___ Available records
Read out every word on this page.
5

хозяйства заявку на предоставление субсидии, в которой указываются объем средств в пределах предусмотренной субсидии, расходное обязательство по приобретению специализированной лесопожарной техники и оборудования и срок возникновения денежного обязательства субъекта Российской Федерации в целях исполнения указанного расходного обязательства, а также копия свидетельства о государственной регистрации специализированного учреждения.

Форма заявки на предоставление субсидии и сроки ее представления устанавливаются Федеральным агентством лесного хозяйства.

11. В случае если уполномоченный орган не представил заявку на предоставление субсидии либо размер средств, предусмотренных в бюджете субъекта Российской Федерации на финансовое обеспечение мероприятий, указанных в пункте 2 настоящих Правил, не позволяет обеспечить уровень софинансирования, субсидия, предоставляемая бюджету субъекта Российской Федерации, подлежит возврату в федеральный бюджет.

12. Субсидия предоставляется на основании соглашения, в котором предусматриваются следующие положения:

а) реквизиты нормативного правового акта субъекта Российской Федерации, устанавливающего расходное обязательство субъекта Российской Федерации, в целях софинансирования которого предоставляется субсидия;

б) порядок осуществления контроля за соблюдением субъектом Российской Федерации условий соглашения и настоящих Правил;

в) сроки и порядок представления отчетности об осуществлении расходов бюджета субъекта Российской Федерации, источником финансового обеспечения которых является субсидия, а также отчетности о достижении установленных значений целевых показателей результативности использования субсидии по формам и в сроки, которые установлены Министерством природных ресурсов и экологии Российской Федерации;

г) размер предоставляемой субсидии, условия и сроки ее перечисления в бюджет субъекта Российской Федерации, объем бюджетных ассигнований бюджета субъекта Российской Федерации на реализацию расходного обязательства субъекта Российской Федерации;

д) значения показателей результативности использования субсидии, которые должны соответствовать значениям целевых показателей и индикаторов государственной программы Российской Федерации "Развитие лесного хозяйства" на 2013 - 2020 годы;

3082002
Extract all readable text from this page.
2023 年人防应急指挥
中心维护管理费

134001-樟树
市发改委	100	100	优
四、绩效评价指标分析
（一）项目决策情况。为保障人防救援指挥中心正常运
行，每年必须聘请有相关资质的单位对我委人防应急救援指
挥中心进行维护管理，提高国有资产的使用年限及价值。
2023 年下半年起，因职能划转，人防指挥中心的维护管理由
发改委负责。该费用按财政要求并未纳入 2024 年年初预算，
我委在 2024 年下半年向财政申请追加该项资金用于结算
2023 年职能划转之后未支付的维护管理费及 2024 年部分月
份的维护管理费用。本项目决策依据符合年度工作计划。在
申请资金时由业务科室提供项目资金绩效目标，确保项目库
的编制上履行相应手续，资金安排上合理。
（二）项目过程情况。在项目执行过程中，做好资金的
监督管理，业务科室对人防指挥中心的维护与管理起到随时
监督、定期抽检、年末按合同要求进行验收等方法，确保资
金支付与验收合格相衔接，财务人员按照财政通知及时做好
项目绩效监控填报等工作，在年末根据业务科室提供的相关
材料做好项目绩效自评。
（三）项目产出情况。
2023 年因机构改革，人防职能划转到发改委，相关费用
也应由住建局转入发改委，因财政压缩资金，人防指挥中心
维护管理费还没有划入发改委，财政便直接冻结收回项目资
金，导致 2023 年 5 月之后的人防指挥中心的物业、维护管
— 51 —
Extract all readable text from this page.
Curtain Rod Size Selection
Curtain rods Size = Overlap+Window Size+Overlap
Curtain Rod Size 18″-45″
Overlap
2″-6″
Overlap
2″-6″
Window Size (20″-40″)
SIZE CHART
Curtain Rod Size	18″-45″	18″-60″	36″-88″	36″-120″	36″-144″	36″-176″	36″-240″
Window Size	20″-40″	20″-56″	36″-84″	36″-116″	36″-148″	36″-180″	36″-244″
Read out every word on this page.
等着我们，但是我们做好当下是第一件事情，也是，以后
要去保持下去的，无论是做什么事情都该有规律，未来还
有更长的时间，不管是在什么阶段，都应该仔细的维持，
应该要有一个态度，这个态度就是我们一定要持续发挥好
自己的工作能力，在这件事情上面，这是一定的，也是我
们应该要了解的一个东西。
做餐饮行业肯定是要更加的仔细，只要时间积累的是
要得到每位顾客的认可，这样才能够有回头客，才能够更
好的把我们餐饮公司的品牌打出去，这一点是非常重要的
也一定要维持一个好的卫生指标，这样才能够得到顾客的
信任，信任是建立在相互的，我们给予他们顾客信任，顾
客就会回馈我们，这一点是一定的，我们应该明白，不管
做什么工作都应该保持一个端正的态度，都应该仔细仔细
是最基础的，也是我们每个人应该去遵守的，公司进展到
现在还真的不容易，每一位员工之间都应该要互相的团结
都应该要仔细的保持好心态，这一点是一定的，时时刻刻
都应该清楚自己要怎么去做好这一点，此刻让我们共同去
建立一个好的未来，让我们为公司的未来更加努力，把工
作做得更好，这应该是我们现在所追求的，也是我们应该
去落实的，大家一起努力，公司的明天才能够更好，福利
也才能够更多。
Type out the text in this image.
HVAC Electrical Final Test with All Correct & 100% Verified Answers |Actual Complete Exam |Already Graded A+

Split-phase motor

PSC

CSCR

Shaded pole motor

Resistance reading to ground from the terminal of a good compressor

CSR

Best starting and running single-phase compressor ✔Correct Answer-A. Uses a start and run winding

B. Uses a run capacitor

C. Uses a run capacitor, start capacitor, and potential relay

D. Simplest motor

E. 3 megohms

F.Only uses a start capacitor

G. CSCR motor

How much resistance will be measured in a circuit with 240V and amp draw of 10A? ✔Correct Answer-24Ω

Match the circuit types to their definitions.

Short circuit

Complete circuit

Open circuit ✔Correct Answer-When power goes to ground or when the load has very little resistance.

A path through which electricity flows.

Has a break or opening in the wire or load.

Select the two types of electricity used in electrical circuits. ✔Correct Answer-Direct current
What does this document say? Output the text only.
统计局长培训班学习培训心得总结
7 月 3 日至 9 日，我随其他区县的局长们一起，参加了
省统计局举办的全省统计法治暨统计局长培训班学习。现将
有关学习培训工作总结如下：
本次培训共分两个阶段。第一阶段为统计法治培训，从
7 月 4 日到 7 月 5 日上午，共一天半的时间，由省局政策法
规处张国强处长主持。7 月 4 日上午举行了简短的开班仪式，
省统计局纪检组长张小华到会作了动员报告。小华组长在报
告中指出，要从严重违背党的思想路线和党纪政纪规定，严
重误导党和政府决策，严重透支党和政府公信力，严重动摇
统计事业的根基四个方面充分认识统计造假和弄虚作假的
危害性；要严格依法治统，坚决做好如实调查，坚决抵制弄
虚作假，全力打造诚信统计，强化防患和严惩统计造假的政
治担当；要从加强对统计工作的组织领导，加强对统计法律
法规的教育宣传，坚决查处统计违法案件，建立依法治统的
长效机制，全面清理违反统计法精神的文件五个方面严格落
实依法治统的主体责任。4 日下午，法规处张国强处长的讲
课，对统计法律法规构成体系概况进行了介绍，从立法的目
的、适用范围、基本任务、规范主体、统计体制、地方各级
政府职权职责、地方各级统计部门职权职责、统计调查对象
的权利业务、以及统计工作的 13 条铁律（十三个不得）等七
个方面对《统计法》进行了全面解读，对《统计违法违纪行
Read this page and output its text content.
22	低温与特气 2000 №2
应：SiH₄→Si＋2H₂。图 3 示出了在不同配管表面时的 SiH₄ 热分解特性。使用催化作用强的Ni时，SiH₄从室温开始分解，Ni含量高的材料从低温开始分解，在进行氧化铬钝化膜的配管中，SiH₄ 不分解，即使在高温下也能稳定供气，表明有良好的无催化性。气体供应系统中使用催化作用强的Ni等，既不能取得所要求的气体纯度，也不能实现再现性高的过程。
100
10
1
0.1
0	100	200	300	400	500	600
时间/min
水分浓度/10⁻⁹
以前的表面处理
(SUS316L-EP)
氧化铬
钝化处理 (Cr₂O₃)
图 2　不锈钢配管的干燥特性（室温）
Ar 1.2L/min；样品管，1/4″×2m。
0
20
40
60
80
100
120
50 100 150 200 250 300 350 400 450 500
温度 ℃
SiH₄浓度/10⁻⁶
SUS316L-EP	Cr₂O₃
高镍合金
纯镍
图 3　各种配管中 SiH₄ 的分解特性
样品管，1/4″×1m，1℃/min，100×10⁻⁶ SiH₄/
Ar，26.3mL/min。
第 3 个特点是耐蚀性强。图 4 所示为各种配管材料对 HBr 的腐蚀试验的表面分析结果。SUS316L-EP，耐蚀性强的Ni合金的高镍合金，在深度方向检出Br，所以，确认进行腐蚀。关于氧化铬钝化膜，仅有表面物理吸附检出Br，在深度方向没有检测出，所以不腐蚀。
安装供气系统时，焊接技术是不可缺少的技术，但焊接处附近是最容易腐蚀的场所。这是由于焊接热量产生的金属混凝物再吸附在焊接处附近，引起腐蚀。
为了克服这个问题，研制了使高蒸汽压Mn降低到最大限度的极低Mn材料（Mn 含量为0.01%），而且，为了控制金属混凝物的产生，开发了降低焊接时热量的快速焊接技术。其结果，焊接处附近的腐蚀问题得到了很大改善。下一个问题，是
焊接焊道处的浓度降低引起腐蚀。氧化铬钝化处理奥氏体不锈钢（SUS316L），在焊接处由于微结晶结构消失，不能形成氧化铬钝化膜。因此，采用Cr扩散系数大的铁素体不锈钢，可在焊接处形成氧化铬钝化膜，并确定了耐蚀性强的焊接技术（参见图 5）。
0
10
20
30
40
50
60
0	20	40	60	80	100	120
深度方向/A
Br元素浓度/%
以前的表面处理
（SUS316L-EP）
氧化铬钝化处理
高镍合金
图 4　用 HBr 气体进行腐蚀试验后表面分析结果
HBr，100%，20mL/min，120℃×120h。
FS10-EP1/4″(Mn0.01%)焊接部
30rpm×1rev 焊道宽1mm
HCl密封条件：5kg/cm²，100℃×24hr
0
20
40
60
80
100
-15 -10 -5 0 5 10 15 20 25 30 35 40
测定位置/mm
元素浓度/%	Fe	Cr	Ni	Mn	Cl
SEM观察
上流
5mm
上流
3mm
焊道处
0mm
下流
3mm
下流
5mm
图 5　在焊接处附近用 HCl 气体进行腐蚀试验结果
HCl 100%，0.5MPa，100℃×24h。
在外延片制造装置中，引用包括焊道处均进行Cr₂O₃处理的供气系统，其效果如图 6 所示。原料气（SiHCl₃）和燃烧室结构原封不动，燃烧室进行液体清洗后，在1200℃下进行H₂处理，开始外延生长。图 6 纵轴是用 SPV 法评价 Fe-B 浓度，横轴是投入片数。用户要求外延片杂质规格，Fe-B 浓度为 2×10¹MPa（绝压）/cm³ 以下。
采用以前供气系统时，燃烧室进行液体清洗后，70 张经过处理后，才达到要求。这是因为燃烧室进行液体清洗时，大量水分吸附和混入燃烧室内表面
______
- [Goal of the exercise]:
Count how many lines contain "Правил" and give only that count.

- [Response to the task]:
2